_Problem_
Repeat the lines below exactly as they appear, but leave out the images.

_Data for the task_
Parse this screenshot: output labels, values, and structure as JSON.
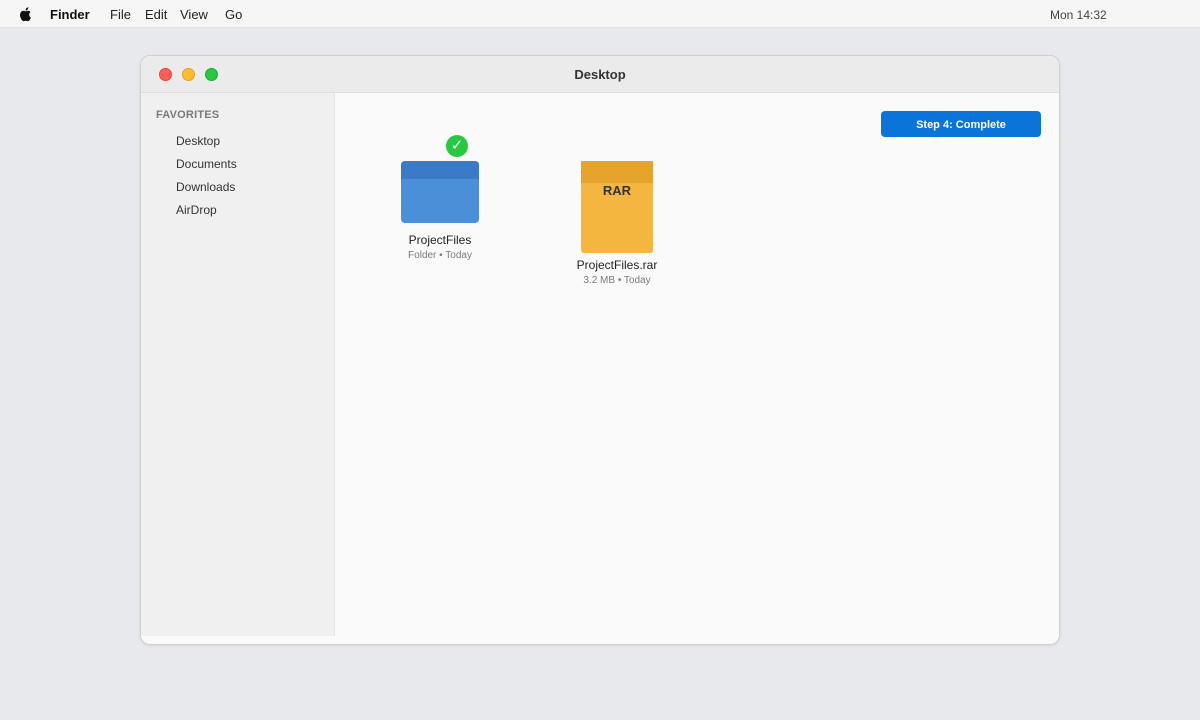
{
  "menubar": {
    "apple_icon": "apple-icon",
    "app_name": "Finder",
    "items": [
      "File",
      "Edit",
      "View",
      "Go"
    ],
    "clock": "Mon 14:32"
  },
  "window": {
    "title": "Desktop",
    "traffic_colors": {
      "close": "#ff5f57",
      "minimize": "#febc2e",
      "zoom": "#28c840"
    }
  },
  "sidebar": {
    "heading": "FAVORITES",
    "items": [
      {
        "label": "Desktop"
      },
      {
        "label": "Documents"
      },
      {
        "label": "Downloads"
      },
      {
        "label": "AirDrop"
      }
    ]
  },
  "content": {
    "step_button_label": "Step 4: Complete",
    "files": [
      {
        "name": "ProjectFiles",
        "meta": "Folder • Today",
        "icon": "folder-icon",
        "badge": "✓",
        "badge_icon": "checkmark-icon"
      },
      {
        "name": "ProjectFiles.rar",
        "meta": "3.2 MB • Today",
        "icon": "rar-archive-icon",
        "icon_text": "RAR"
      }
    ]
  },
  "colors": {
    "accent": "#0a74d8",
    "folder": "#4a90d9",
    "archive": "#f5b63f",
    "success": "#28c840"
  }
}
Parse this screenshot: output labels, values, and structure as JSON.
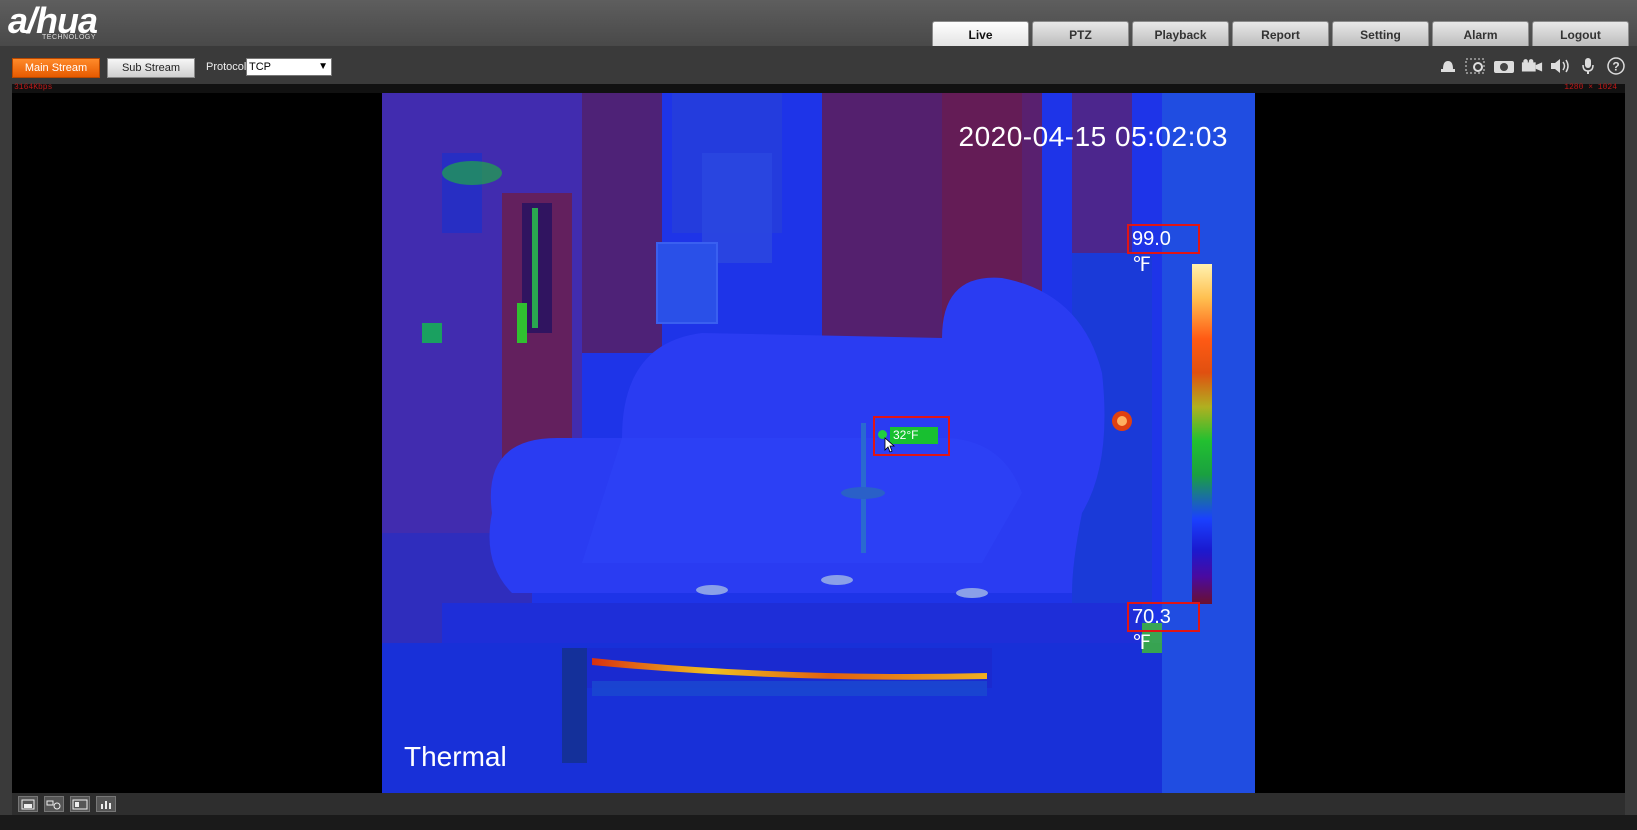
{
  "brand": {
    "logo_text": "a/hua",
    "logo_subtext": "TECHNOLOGY"
  },
  "nav": {
    "tabs": [
      {
        "label": "Live",
        "active": true
      },
      {
        "label": "PTZ"
      },
      {
        "label": "Playback"
      },
      {
        "label": "Report"
      },
      {
        "label": "Setting"
      },
      {
        "label": "Alarm"
      },
      {
        "label": "Logout"
      }
    ]
  },
  "toolbar": {
    "main_stream_label": "Main Stream",
    "sub_stream_label": "Sub Stream",
    "protocol_label": "Protocol",
    "protocol_value": "TCP",
    "icons": [
      "alarm-output-icon",
      "digital-zoom-icon",
      "snapshot-icon",
      "record-icon",
      "audio-icon",
      "microphone-icon",
      "help-icon"
    ]
  },
  "stats": {
    "bitrate": "3164Kbps",
    "resolution": "1280 × 1024"
  },
  "video": {
    "timestamp": "2020-04-15 05:02:03",
    "channel_name": "Thermal",
    "max_temp": "99.0 ℉",
    "min_temp": "70.3 ℉",
    "spot_temp": "32°F"
  },
  "bottom_toolbar": {
    "icons": [
      "window-mode-icon",
      "rule-config-icon",
      "image-adjust-icon",
      "histogram-icon"
    ]
  },
  "colors": {
    "accent": "#f07010",
    "alert_box": "#e01515",
    "spot_label": "#18c030"
  }
}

_Answer to this task_
Parse this screenshot: output labels, values, and structure as JSON.
{
  "menubar": {
    "apple_icon": "apple-icon",
    "app_name": "Finder",
    "items": [
      "File",
      "Edit",
      "View",
      "Go"
    ],
    "clock": "Mon 14:32"
  },
  "window": {
    "title": "Desktop",
    "traffic_colors": {
      "close": "#ff5f57",
      "minimize": "#febc2e",
      "zoom": "#28c840"
    }
  },
  "sidebar": {
    "heading": "FAVORITES",
    "items": [
      {
        "label": "Desktop"
      },
      {
        "label": "Documents"
      },
      {
        "label": "Downloads"
      },
      {
        "label": "AirDrop"
      }
    ]
  },
  "content": {
    "step_button_label": "Step 4: Complete",
    "files": [
      {
        "name": "ProjectFiles",
        "meta": "Folder • Today",
        "icon": "folder-icon",
        "badge": "✓",
        "badge_icon": "checkmark-icon"
      },
      {
        "name": "ProjectFiles.rar",
        "meta": "3.2 MB • Today",
        "icon": "rar-archive-icon",
        "icon_text": "RAR"
      }
    ]
  },
  "colors": {
    "accent": "#0a74d8",
    "folder": "#4a90d9",
    "archive": "#f5b63f",
    "success": "#28c840"
  }
}
Parse this screenshot: output labels, values, and structure as JSON.
{
  "brand": {
    "logo_text": "a/hua",
    "logo_subtext": "TECHNOLOGY"
  },
  "nav": {
    "tabs": [
      {
        "label": "Live",
        "active": true
      },
      {
        "label": "PTZ"
      },
      {
        "label": "Playback"
      },
      {
        "label": "Report"
      },
      {
        "label": "Setting"
      },
      {
        "label": "Alarm"
      },
      {
        "label": "Logout"
      }
    ]
  },
  "toolbar": {
    "main_stream_label": "Main Stream",
    "sub_stream_label": "Sub Stream",
    "protocol_label": "Protocol",
    "protocol_value": "TCP",
    "icons": [
      "alarm-output-icon",
      "digital-zoom-icon",
      "snapshot-icon",
      "record-icon",
      "audio-icon",
      "microphone-icon",
      "help-icon"
    ]
  },
  "stats": {
    "bitrate": "3164Kbps",
    "resolution": "1280 × 1024"
  },
  "video": {
    "timestamp": "2020-04-15 05:02:03",
    "channel_name": "Thermal",
    "max_temp": "99.0 ℉",
    "min_temp": "70.3 ℉",
    "spot_temp": "32°F"
  },
  "bottom_toolbar": {
    "icons": [
      "window-mode-icon",
      "rule-config-icon",
      "image-adjust-icon",
      "histogram-icon"
    ]
  },
  "colors": {
    "accent": "#f07010",
    "alert_box": "#e01515",
    "spot_label": "#18c030"
  }
}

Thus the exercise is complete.